WRITTEN PROBLEM: Establish how many lines in the material include the string "Conference" and report it as a lone number.

RECORDS SUPPLIED:
--*--
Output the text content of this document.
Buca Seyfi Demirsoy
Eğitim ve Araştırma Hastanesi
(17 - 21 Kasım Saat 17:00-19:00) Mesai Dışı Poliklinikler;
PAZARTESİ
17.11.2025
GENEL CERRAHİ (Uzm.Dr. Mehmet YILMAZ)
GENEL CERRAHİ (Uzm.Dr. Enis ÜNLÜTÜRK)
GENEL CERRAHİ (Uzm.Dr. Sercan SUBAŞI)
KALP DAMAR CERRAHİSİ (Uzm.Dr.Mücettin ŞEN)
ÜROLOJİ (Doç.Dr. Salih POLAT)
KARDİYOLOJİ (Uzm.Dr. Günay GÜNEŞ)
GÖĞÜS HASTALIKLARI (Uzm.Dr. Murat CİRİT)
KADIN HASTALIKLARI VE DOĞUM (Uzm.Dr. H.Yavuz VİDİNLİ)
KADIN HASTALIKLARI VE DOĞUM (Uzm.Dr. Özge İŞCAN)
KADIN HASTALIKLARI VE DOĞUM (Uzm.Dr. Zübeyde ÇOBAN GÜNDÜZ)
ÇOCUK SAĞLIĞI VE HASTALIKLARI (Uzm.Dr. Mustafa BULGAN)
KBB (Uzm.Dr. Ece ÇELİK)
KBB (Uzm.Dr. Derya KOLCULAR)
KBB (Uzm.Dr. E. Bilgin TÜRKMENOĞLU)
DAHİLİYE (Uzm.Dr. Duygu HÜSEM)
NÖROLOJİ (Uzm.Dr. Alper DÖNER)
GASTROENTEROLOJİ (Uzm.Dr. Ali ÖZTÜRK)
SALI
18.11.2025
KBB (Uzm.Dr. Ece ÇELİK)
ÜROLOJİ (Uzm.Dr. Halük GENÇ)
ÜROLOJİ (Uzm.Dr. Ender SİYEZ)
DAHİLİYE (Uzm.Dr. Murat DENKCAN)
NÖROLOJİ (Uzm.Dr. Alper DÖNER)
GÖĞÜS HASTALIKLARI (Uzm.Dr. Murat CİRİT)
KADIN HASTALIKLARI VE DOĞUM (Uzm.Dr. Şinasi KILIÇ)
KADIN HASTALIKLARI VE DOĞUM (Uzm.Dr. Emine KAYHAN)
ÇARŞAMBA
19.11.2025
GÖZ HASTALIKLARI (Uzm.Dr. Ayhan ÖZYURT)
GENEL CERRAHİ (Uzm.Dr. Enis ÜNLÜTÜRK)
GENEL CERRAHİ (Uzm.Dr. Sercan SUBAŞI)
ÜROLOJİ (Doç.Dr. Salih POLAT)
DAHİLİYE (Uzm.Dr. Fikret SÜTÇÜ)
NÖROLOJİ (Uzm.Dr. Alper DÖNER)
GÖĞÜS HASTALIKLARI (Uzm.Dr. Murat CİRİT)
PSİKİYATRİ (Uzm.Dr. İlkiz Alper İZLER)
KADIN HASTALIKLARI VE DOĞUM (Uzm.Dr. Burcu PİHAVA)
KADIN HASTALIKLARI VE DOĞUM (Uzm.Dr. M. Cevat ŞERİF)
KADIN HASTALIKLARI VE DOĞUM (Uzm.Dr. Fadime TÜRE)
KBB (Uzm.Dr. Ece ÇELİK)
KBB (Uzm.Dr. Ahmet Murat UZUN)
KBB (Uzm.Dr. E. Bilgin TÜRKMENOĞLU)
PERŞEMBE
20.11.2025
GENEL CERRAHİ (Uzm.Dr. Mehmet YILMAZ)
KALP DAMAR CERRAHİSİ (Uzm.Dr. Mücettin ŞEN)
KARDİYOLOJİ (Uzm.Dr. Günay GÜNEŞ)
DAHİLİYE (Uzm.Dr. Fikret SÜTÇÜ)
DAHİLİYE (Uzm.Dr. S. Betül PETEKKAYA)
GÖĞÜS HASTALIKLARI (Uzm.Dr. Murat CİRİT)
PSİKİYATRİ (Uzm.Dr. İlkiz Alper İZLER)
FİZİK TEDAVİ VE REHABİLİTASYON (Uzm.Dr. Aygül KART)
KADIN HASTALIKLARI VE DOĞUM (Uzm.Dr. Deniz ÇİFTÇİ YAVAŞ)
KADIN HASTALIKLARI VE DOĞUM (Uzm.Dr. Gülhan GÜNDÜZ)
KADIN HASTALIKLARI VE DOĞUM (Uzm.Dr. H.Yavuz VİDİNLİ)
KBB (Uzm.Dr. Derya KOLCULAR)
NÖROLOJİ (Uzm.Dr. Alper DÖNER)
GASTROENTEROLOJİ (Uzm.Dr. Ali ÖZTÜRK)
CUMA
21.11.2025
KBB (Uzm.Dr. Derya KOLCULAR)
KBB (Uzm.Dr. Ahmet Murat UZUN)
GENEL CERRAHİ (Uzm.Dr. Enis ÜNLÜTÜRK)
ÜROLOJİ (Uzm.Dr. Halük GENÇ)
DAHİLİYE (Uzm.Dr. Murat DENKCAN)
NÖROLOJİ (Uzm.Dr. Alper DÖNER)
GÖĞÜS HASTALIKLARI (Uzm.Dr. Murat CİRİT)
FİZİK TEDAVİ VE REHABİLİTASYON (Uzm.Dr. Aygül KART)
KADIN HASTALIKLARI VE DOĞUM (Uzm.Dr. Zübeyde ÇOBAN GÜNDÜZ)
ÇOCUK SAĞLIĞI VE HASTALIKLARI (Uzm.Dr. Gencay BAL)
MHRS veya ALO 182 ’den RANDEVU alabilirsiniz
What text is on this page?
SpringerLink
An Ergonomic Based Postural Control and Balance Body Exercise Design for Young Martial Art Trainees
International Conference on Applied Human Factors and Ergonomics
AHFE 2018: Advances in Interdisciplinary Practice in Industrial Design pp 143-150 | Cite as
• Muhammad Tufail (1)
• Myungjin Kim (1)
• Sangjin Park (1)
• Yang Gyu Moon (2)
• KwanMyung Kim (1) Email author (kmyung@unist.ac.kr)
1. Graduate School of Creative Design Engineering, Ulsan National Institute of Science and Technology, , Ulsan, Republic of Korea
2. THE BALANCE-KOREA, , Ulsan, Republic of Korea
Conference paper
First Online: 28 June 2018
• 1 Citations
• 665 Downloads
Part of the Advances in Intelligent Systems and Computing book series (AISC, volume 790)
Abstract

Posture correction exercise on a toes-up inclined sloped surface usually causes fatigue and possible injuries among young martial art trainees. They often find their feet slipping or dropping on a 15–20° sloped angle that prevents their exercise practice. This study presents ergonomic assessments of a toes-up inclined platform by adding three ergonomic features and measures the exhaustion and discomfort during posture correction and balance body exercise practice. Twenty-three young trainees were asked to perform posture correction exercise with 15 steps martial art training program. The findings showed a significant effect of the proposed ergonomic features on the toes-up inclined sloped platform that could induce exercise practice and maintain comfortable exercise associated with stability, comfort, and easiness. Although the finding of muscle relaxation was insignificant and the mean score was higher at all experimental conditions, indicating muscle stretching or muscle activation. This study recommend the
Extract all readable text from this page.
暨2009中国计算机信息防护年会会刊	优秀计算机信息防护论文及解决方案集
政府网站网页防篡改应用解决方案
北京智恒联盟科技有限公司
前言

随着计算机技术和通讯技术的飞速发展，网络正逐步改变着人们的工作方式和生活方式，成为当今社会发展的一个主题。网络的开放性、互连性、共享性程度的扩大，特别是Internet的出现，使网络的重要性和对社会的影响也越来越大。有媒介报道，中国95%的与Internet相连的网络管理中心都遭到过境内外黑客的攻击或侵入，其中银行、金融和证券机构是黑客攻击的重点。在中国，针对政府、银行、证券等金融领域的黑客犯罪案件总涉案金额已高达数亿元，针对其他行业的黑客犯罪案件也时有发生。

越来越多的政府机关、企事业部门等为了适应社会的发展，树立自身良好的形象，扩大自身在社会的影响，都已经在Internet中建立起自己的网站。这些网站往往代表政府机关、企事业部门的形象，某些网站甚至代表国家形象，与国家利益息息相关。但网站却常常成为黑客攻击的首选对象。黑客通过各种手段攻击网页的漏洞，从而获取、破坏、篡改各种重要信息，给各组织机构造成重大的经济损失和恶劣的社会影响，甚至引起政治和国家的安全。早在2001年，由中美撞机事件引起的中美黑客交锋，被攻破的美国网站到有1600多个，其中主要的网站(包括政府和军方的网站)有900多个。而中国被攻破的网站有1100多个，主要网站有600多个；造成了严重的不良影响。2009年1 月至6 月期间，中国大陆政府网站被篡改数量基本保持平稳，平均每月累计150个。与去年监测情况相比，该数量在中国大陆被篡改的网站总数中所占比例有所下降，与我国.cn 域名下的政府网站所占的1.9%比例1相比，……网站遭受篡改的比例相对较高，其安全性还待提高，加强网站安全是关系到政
--*--
SOLUTION BELOW: 2